— INSTRUCTIONS FOR THE TASK —
Return all of the entries exactly as written.

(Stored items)
┏━━
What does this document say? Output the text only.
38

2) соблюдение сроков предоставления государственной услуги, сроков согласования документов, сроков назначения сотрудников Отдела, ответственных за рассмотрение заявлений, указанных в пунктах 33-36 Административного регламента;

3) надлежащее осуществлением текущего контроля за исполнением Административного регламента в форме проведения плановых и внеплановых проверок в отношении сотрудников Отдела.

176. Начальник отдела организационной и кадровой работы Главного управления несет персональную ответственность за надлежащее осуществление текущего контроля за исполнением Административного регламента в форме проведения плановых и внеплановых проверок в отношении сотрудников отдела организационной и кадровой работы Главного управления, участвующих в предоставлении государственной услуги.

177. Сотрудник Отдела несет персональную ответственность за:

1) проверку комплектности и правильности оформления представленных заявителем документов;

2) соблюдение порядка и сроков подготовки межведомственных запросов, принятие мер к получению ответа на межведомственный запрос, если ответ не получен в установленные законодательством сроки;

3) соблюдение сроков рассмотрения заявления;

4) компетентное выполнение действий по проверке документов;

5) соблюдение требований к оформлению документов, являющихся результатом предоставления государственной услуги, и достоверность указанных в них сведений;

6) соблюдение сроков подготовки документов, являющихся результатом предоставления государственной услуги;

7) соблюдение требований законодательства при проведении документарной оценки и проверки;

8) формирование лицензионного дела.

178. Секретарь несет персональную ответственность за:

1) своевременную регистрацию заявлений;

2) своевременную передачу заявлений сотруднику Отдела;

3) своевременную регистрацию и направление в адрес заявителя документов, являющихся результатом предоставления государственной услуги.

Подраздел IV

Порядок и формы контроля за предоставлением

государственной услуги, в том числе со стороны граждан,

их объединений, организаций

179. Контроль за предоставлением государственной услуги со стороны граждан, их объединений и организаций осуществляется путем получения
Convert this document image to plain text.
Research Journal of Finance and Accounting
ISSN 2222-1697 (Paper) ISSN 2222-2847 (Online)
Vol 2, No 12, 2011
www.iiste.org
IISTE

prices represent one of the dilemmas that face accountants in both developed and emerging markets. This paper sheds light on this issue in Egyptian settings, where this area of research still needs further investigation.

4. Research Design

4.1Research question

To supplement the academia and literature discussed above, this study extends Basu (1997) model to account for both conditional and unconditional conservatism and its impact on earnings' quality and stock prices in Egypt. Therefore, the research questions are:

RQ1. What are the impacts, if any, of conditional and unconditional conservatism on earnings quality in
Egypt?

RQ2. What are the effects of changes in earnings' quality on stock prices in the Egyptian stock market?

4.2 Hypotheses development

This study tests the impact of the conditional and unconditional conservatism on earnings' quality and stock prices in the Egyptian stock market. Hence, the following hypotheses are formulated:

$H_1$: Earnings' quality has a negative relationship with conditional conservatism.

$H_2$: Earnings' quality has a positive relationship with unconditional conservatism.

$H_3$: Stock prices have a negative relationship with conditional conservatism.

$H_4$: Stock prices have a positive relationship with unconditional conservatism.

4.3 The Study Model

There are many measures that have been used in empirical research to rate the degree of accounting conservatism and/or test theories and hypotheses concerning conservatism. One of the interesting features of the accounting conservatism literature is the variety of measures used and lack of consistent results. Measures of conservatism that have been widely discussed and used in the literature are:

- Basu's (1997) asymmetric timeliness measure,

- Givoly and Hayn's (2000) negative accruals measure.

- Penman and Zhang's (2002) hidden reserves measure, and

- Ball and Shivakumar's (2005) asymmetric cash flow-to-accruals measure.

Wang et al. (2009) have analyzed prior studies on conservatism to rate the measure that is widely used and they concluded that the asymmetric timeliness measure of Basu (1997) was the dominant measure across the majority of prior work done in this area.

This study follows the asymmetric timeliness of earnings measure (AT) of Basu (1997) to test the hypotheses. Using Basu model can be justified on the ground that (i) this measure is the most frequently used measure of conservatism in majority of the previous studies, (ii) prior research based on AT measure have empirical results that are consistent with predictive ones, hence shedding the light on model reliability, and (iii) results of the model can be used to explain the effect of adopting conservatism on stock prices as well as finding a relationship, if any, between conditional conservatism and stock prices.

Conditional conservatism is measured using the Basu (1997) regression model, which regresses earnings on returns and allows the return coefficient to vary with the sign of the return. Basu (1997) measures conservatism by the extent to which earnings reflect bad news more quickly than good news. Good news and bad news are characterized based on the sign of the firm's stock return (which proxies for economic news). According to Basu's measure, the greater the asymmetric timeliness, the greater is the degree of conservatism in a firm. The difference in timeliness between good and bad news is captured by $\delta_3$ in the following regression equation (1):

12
┗━━
— TASK SOLUTION —
What does this document say? Output the text only.
38

2) соблюдение сроков предоставления государственной услуги, сроков согласования документов, сроков назначения сотрудников Отдела, ответственных за рассмотрение заявлений, указанных в пунктах 33-36 Административного регламента;

3) надлежащее осуществлением текущего контроля за исполнением Административного регламента в форме проведения плановых и внеплановых проверок в отношении сотрудников Отдела.

176. Начальник отдела организационной и кадровой работы Главного управления несет персональную ответственность за надлежащее осуществление текущего контроля за исполнением Административного регламента в форме проведения плановых и внеплановых проверок в отношении сотрудников отдела организационной и кадровой работы Главного управления, участвующих в предоставлении государственной услуги.

177. Сотрудник Отдела несет персональную ответственность за:

1) проверку комплектности и правильности оформления представленных заявителем документов;

2) соблюдение порядка и сроков подготовки межведомственных запросов, принятие мер к получению ответа на межведомственный запрос, если ответ не получен в установленные законодательством сроки;

3) соблюдение сроков рассмотрения заявления;

4) компетентное выполнение действий по проверке документов;

5) соблюдение требований к оформлению документов, являющихся результатом предоставления государственной услуги, и достоверность указанных в них сведений;

6) соблюдение сроков подготовки документов, являющихся результатом предоставления государственной услуги;

7) соблюдение требований законодательства при проведении документарной оценки и проверки;

8) формирование лицензионного дела.

178. Секретарь несет персональную ответственность за:

1) своевременную регистрацию заявлений;

2) своевременную передачу заявлений сотруднику Отдела;

3) своевременную регистрацию и направление в адрес заявителя документов, являющихся результатом предоставления государственной услуги.

Подраздел IV

Порядок и формы контроля за предоставлением

государственной услуги, в том числе со стороны граждан,

их объединений, организаций

179. Контроль за предоставлением государственной услуги со стороны граждан, их объединений и организаций осуществляется путем получения
Convert this document image to plain text.
Research Journal of Finance and Accounting
ISSN 2222-1697 (Paper) ISSN 2222-2847 (Online)
Vol 2, No 12, 2011
www.iiste.org
IISTE

prices represent one of the dilemmas that face accountants in both developed and emerging markets. This paper sheds light on this issue in Egyptian settings, where this area of research still needs further investigation.

4. Research Design

4.1Research question

To supplement the academia and literature discussed above, this study extends Basu (1997) model to account for both conditional and unconditional conservatism and its impact on earnings' quality and stock prices in Egypt. Therefore, the research questions are:

RQ1. What are the impacts, if any, of conditional and unconditional conservatism on earnings quality in
Egypt?

RQ2. What are the effects of changes in earnings' quality on stock prices in the Egyptian stock market?

4.2 Hypotheses development

This study tests the impact of the conditional and unconditional conservatism on earnings' quality and stock prices in the Egyptian stock market. Hence, the following hypotheses are formulated:

$H_1$: Earnings' quality has a negative relationship with conditional conservatism.

$H_2$: Earnings' quality has a positive relationship with unconditional conservatism.

$H_3$: Stock prices have a negative relationship with conditional conservatism.

$H_4$: Stock prices have a positive relationship with unconditional conservatism.

4.3 The Study Model

There are many measures that have been used in empirical research to rate the degree of accounting conservatism and/or test theories and hypotheses concerning conservatism. One of the interesting features of the accounting conservatism literature is the variety of measures used and lack of consistent results. Measures of conservatism that have been widely discussed and used in the literature are:

- Basu's (1997) asymmetric timeliness measure,

- Givoly and Hayn's (2000) negative accruals measure.

- Penman and Zhang's (2002) hidden reserves measure, and

- Ball and Shivakumar's (2005) asymmetric cash flow-to-accruals measure.

Wang et al. (2009) have analyzed prior studies on conservatism to rate the measure that is widely used and they concluded that the asymmetric timeliness measure of Basu (1997) was the dominant measure across the majority of prior work done in this area.

This study follows the asymmetric timeliness of earnings measure (AT) of Basu (1997) to test the hypotheses. Using Basu model can be justified on the ground that (i) this measure is the most frequently used measure of conservatism in majority of the previous studies, (ii) prior research based on AT measure have empirical results that are consistent with predictive ones, hence shedding the light on model reliability, and (iii) results of the model can be used to explain the effect of adopting conservatism on stock prices as well as finding a relationship, if any, between conditional conservatism and stock prices.

Conditional conservatism is measured using the Basu (1997) regression model, which regresses earnings on returns and allows the return coefficient to vary with the sign of the return. Basu (1997) measures conservatism by the extent to which earnings reflect bad news more quickly than good news. Good news and bad news are characterized based on the sign of the firm's stock return (which proxies for economic news). According to Basu's measure, the greater the asymmetric timeliness, the greater is the degree of conservatism in a firm. The difference in timeliness between good and bad news is captured by $\delta_3$ in the following regression equation (1):

12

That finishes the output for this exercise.